**Problem description**
Put every line of the records below into a JSON list of strings, one string per line, leaving out blank lines.

**Material to process**
-- Start --
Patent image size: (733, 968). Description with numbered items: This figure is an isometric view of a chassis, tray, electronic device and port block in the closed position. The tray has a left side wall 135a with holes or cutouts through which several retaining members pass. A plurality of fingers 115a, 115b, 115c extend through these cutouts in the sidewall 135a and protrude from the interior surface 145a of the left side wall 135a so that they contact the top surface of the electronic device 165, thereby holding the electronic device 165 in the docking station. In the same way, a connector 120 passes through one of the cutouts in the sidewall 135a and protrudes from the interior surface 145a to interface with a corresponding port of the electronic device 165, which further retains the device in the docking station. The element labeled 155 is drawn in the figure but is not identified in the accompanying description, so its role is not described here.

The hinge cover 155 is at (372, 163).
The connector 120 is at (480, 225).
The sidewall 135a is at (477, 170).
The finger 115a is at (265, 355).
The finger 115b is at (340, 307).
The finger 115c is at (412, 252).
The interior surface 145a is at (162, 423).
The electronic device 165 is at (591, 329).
-- End --
**Solution for this exercise**
[
  "Patent image size: (733, 968). Description with numbered items: This figure is an isometric view of a chassis, tray, electronic device and port block in the closed position. The tray has a left side wall 135a with holes or cutouts through which several retaining members pass. A plurality of fingers 115a, 115b, 115c extend through these cutouts in the sidewall 135a and protrude from the interior surface 145a of the left side wall 135a so that they contact the top surface of the electronic device 165, thereby holding the electronic device 165 in the docking station. In the same way, a connector 120 passes through one of the cutouts in the sidewall 135a and protrudes from the interior surface 145a to interface with a corresponding port of the electronic device 165, which further retains the device in the docking station. The element labeled 155 is drawn in the figure but is not identified in the accompanying description, so its role is not described here.",
  "The hinge cover 155 is at (372, 163).",
  "The connector 120 is at (480, 225).",
  "The sidewall 135a is at (477, 170).",
  "The finger 115a is at (265, 355).",
  "The finger 115b is at (340, 307).",
  "The finger 115c is at (412, 252).",
  "The interior surface 145a is at (162, 423).",
  "The electronic device 165 is at (591, 329)."
]